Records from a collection
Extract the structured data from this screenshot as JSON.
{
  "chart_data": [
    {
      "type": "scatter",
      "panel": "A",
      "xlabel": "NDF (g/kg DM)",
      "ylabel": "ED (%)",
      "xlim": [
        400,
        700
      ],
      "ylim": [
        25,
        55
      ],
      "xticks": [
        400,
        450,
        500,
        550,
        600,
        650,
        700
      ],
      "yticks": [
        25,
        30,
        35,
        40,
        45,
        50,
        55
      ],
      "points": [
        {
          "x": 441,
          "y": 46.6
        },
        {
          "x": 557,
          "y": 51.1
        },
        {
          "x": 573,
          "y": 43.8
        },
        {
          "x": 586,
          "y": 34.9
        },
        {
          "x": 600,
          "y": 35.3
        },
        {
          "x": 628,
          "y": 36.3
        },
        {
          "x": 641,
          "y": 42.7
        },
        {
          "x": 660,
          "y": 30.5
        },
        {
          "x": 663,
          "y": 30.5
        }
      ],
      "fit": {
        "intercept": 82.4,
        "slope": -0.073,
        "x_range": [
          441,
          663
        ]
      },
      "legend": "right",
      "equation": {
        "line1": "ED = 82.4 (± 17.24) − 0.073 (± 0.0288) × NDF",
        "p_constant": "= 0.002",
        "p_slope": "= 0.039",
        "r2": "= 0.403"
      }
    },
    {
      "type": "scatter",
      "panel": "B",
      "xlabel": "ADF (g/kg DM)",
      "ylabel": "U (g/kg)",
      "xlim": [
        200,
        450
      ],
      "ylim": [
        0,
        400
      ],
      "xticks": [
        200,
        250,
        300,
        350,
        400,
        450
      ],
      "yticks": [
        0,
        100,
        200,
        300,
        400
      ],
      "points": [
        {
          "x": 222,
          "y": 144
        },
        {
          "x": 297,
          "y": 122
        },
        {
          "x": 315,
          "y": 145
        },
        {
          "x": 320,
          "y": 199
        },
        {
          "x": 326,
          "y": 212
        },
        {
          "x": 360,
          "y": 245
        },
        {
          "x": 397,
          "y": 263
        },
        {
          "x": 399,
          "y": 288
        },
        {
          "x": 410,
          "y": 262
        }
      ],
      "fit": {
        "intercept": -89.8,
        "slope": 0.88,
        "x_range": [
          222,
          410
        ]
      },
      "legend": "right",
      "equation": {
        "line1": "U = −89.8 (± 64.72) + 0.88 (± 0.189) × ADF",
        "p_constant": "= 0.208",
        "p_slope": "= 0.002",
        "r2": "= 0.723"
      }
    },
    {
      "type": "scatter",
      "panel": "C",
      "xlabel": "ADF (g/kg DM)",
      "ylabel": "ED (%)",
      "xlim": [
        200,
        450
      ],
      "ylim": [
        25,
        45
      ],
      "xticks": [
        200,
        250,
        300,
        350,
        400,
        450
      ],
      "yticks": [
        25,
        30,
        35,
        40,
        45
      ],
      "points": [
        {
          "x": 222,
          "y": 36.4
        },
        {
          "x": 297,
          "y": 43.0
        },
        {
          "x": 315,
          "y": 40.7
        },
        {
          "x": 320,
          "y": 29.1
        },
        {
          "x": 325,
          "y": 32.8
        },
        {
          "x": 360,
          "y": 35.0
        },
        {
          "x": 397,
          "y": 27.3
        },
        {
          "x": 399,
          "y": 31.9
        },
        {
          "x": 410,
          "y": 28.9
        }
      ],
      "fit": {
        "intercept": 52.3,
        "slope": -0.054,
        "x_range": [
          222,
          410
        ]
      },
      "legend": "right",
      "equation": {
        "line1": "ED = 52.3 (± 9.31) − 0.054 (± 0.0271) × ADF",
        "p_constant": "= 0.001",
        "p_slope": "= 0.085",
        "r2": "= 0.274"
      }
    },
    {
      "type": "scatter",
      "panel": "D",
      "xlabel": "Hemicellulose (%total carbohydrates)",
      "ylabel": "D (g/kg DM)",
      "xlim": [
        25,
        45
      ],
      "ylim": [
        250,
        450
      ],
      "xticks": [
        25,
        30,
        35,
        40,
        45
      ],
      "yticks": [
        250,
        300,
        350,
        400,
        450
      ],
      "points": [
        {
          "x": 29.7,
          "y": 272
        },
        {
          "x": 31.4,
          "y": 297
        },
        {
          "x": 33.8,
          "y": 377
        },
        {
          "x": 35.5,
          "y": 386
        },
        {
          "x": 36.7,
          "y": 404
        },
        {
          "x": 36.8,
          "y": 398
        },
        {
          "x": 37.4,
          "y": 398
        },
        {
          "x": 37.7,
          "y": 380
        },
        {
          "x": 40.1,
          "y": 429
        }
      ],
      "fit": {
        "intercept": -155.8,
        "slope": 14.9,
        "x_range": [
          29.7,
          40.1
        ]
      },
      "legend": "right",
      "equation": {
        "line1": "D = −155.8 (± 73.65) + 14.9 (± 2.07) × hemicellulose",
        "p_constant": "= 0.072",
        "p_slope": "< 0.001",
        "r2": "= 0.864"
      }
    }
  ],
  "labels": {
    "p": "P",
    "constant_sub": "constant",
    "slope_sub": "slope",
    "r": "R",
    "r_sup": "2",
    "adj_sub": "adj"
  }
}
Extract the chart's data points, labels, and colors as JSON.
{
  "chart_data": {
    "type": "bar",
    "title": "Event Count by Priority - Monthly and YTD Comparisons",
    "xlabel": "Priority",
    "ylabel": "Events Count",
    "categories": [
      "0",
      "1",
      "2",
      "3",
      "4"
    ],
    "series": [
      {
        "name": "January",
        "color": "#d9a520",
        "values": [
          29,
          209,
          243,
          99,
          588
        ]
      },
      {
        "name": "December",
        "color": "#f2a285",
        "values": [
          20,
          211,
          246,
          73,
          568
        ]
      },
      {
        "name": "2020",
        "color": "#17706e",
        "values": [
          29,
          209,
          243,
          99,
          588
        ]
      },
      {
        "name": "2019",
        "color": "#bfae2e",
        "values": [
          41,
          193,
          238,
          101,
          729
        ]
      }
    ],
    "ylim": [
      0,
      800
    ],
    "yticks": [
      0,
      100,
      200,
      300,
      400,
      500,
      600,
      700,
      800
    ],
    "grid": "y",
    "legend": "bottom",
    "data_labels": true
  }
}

## [PROMPT]
Each entry must be reproduced verbatim.

## [COMPLETED EXERCISE]
Extract the structured data from this screenshot as JSON.
{
  "chart_data": [
    {
      "type": "scatter",
      "panel": "A",
      "xlabel": "NDF (g/kg DM)",
      "ylabel": "ED (%)",
      "xlim": [
        400,
        700
      ],
      "ylim": [
        25,
        55
      ],
      "xticks": [
        400,
        450,
        500,
        550,
        600,
        650,
        700
      ],
      "yticks": [
        25,
        30,
        35,
        40,
        45,
        50,
        55
      ],
      "points": [
        {
          "x": 441,
          "y": 46.6
        },
        {
          "x": 557,
          "y": 51.1
        },
        {
          "x": 573,
          "y": 43.8
        },
        {
          "x": 586,
          "y": 34.9
        },
        {
          "x": 600,
          "y": 35.3
        },
        {
          "x": 628,
          "y": 36.3
        },
        {
          "x": 641,
          "y": 42.7
        },
        {
          "x": 660,
          "y": 30.5
        },
        {
          "x": 663,
          "y": 30.5
        }
      ],
      "fit": {
        "intercept": 82.4,
        "slope": -0.073,
        "x_range": [
          441,
          663
        ]
      },
      "legend": "right",
      "equation": {
        "line1": "ED = 82.4 (± 17.24) − 0.073 (± 0.0288) × NDF",
        "p_constant": "= 0.002",
        "p_slope": "= 0.039",
        "r2": "= 0.403"
      }
    },
    {
      "type": "scatter",
      "panel": "B",
      "xlabel": "ADF (g/kg DM)",
      "ylabel": "U (g/kg)",
      "xlim": [
        200,
        450
      ],
      "ylim": [
        0,
        400
      ],
      "xticks": [
        200,
        250,
        300,
        350,
        400,
        450
      ],
      "yticks": [
        0,
        100,
        200,
        300,
        400
      ],
      "points": [
        {
          "x": 222,
          "y": 144
        },
        {
          "x": 297,
          "y": 122
        },
        {
          "x": 315,
          "y": 145
        },
        {
          "x": 320,
          "y": 199
        },
        {
          "x": 326,
          "y": 212
        },
        {
          "x": 360,
          "y": 245
        },
        {
          "x": 397,
          "y": 263
        },
        {
          "x": 399,
          "y": 288
        },
        {
          "x": 410,
          "y": 262
        }
      ],
      "fit": {
        "intercept": -89.8,
        "slope": 0.88,
        "x_range": [
          222,
          410
        ]
      },
      "legend": "right",
      "equation": {
        "line1": "U = −89.8 (± 64.72) + 0.88 (± 0.189) × ADF",
        "p_constant": "= 0.208",
        "p_slope": "= 0.002",
        "r2": "= 0.723"
      }
    },
    {
      "type": "scatter",
      "panel": "C",
      "xlabel": "ADF (g/kg DM)",
      "ylabel": "ED (%)",
      "xlim": [
        200,
        450
      ],
      "ylim": [
        25,
        45
      ],
      "xticks": [
        200,
        250,
        300,
        350,
        400,
        450
      ],
      "yticks": [
        25,
        30,
        35,
        40,
        45
      ],
      "points": [
        {
          "x": 222,
          "y": 36.4
        },
        {
          "x": 297,
          "y": 43.0
        },
        {
          "x": 315,
          "y": 40.7
        },
        {
          "x": 320,
          "y": 29.1
        },
        {
          "x": 325,
          "y": 32.8
        },
        {
          "x": 360,
          "y": 35.0
        },
        {
          "x": 397,
          "y": 27.3
        },
        {
          "x": 399,
          "y": 31.9
        },
        {
          "x": 410,
          "y": 28.9
        }
      ],
      "fit": {
        "intercept": 52.3,
        "slope": -0.054,
        "x_range": [
          222,
          410
        ]
      },
      "legend": "right",
      "equation": {
        "line1": "ED = 52.3 (± 9.31) − 0.054 (± 0.0271) × ADF",
        "p_constant": "= 0.001",
        "p_slope": "= 0.085",
        "r2": "= 0.274"
      }
    },
    {
      "type": "scatter",
      "panel": "D",
      "xlabel": "Hemicellulose (%total carbohydrates)",
      "ylabel": "D (g/kg DM)",
      "xlim": [
        25,
        45
      ],
      "ylim": [
        250,
        450
      ],
      "xticks": [
        25,
        30,
        35,
        40,
        45
      ],
      "yticks": [
        250,
        300,
        350,
        400,
        450
      ],
      "points": [
        {
          "x": 29.7,
          "y": 272
        },
        {
          "x": 31.4,
          "y": 297
        },
        {
          "x": 33.8,
          "y": 377
        },
        {
          "x": 35.5,
          "y": 386
        },
        {
          "x": 36.7,
          "y": 404
        },
        {
          "x": 36.8,
          "y": 398
        },
        {
          "x": 37.4,
          "y": 398
        },
        {
          "x": 37.7,
          "y": 380
        },
        {
          "x": 40.1,
          "y": 429
        }
      ],
      "fit": {
        "intercept": -155.8,
        "slope": 14.9,
        "x_range": [
          29.7,
          40.1
        ]
      },
      "legend": "right",
      "equation": {
        "line1": "D = −155.8 (± 73.65) + 14.9 (± 2.07) × hemicellulose",
        "p_constant": "= 0.072",
        "p_slope": "< 0.001",
        "r2": "= 0.864"
      }
    }
  ],
  "labels": {
    "p": "P",
    "constant_sub": "constant",
    "slope_sub": "slope",
    "r": "R",
    "r_sup": "2",
    "adj_sub": "adj"
  }
}
Extract the chart's data points, labels, and colors as JSON.
{
  "chart_data": {
    "type": "bar",
    "title": "Event Count by Priority - Monthly and YTD Comparisons",
    "xlabel": "Priority",
    "ylabel": "Events Count",
    "categories": [
      "0",
      "1",
      "2",
      "3",
      "4"
    ],
    "series": [
      {
        "name": "January",
        "color": "#d9a520",
        "values": [
          29,
          209,
          243,
          99,
          588
        ]
      },
      {
        "name": "December",
        "color": "#f2a285",
        "values": [
          20,
          211,
          246,
          73,
          568
        ]
      },
      {
        "name": "2020",
        "color": "#17706e",
        "values": [
          29,
          209,
          243,
          99,
          588
        ]
      },
      {
        "name": "2019",
        "color": "#bfae2e",
        "values": [
          41,
          193,
          238,
          101,
          729
        ]
      }
    ],
    "ylim": [
      0,
      800
    ],
    "yticks": [
      0,
      100,
      200,
      300,
      400,
      500,
      600,
      700,
      800
    ],
    "grid": "y",
    "legend": "bottom",
    "data_labels": true
  }
}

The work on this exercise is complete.